**Directive**
Return every line of the listing below that contains the word "Text".

** start Records for processing **

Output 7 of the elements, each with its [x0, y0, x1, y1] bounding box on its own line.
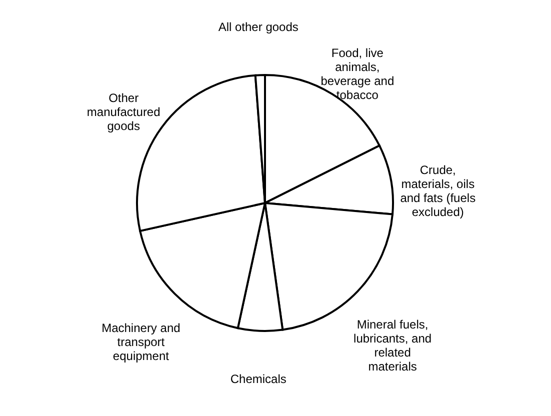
slice-label: Machinery and transport equipment [102, 320, 180, 363]
slice-label: Other manufactured goods [86, 91, 160, 134]
slice-label: All other goods [218, 20, 298, 34]
slice-label: Mineral fuels, lubricants, and related materials [354, 317, 432, 374]
slice-label: Food, live animals, beverage and tobacco [320, 46, 394, 102]
slice-label: Chemicals [230, 372, 286, 386]
slice-label: Crude, materials, oils and fats (fuels excluded) [400, 163, 476, 220]
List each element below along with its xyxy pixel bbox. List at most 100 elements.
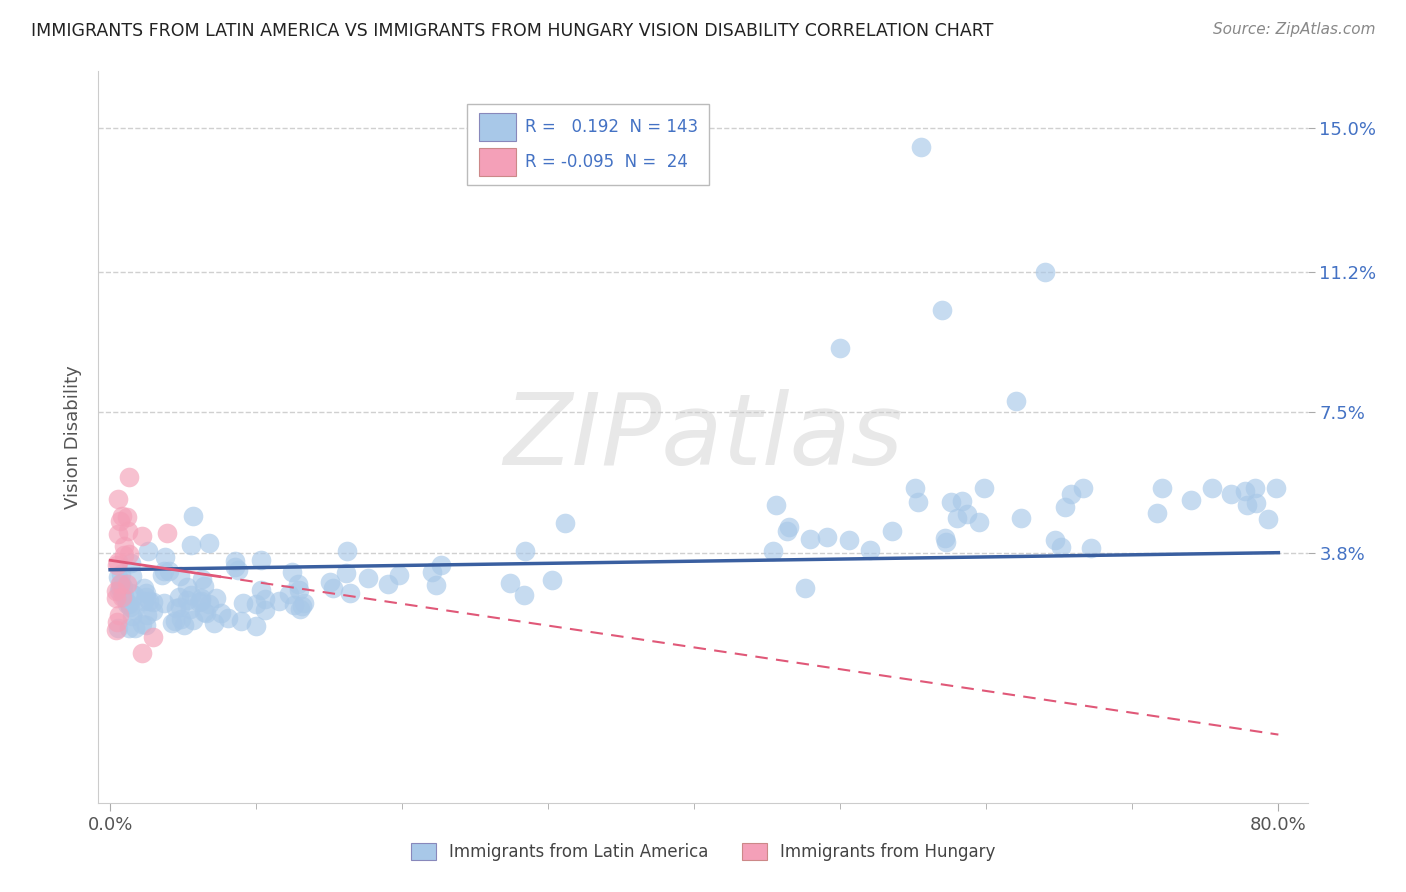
Point xyxy=(111,509,134,524)
Point xyxy=(513,588,536,602)
Point xyxy=(153,596,176,610)
Point xyxy=(135,591,157,605)
Point xyxy=(1033,265,1056,279)
Point xyxy=(188,595,211,609)
Point xyxy=(910,140,932,154)
Point xyxy=(112,548,135,562)
Point xyxy=(135,607,157,622)
Point xyxy=(253,603,276,617)
Point xyxy=(163,614,186,628)
Point xyxy=(357,571,380,585)
Point xyxy=(336,543,359,558)
Point xyxy=(111,580,134,594)
Point xyxy=(176,580,198,594)
Point xyxy=(540,574,562,588)
Point xyxy=(131,617,153,632)
Point xyxy=(132,582,155,596)
Point xyxy=(170,612,193,626)
Point xyxy=(229,614,252,628)
Point xyxy=(118,547,141,561)
Point xyxy=(291,599,314,613)
Point xyxy=(118,597,141,611)
Point xyxy=(181,508,204,523)
Point xyxy=(1150,481,1173,495)
Point xyxy=(253,592,276,607)
Point xyxy=(250,582,273,597)
Point xyxy=(1080,541,1102,556)
Point xyxy=(107,491,129,506)
Point xyxy=(135,618,157,632)
Text: Source: ZipAtlas.com: Source: ZipAtlas.com xyxy=(1212,22,1375,37)
Point xyxy=(499,575,522,590)
Point xyxy=(160,616,183,631)
Point xyxy=(217,610,239,624)
Point xyxy=(108,514,131,528)
Point xyxy=(190,594,212,608)
Point xyxy=(110,591,132,605)
Point xyxy=(1244,481,1267,495)
Point xyxy=(118,470,141,484)
Point xyxy=(180,588,202,602)
Point xyxy=(934,532,956,546)
Point xyxy=(135,586,157,600)
Legend: Immigrants from Latin America, Immigrants from Hungary: Immigrants from Latin America, Immigrant… xyxy=(404,836,1002,868)
Point xyxy=(115,510,138,524)
Point xyxy=(228,562,250,576)
Point xyxy=(292,595,315,609)
Point xyxy=(108,607,131,622)
Point xyxy=(1060,487,1083,501)
Point xyxy=(1004,394,1026,409)
Point xyxy=(880,524,903,539)
Point xyxy=(288,602,311,616)
Point xyxy=(108,576,131,591)
Point xyxy=(122,588,145,602)
Point xyxy=(765,498,787,512)
Point xyxy=(232,596,254,610)
Point xyxy=(288,583,311,598)
Point xyxy=(319,575,342,590)
Point xyxy=(176,593,198,607)
Point xyxy=(793,581,815,595)
Point xyxy=(105,624,128,638)
Point xyxy=(778,520,800,534)
Point xyxy=(204,591,226,606)
Point xyxy=(1180,492,1202,507)
Point xyxy=(107,570,129,584)
Point xyxy=(224,560,246,574)
Point xyxy=(112,590,135,604)
Point xyxy=(283,598,305,612)
Point xyxy=(245,598,267,612)
Point xyxy=(105,591,128,605)
Point xyxy=(1233,484,1256,499)
Point xyxy=(377,577,399,591)
Point xyxy=(118,622,141,636)
Point xyxy=(554,516,576,530)
Point xyxy=(193,579,215,593)
Point xyxy=(1244,496,1267,510)
Point xyxy=(249,553,271,567)
Point xyxy=(120,586,142,600)
Point xyxy=(513,544,536,558)
Point xyxy=(967,515,990,529)
Point xyxy=(153,549,176,564)
Point xyxy=(776,524,799,539)
Text: R = -0.095  N =  24: R = -0.095 N = 24 xyxy=(526,153,688,171)
Point xyxy=(1053,500,1076,515)
Point xyxy=(224,553,246,567)
Point xyxy=(153,564,176,578)
Point xyxy=(180,538,202,552)
Point xyxy=(935,534,957,549)
Point xyxy=(904,481,927,495)
Point xyxy=(1146,507,1168,521)
Point xyxy=(138,593,160,607)
Point xyxy=(131,528,153,542)
Point xyxy=(1264,481,1286,495)
Point xyxy=(322,581,344,595)
Point xyxy=(142,603,165,617)
Point xyxy=(183,613,205,627)
FancyBboxPatch shape xyxy=(479,148,516,176)
Point xyxy=(134,594,156,608)
Point xyxy=(120,556,142,570)
Point xyxy=(815,530,838,544)
Point xyxy=(179,602,201,616)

** end Records for processing **

**The output**
Text: Source: ZipAtlas.com: Source: ZipAtlas.com xyxy=(1212,22,1375,37)
Text: R = -0.095  N =  24: R = -0.095 N = 24 xyxy=(526,153,688,171)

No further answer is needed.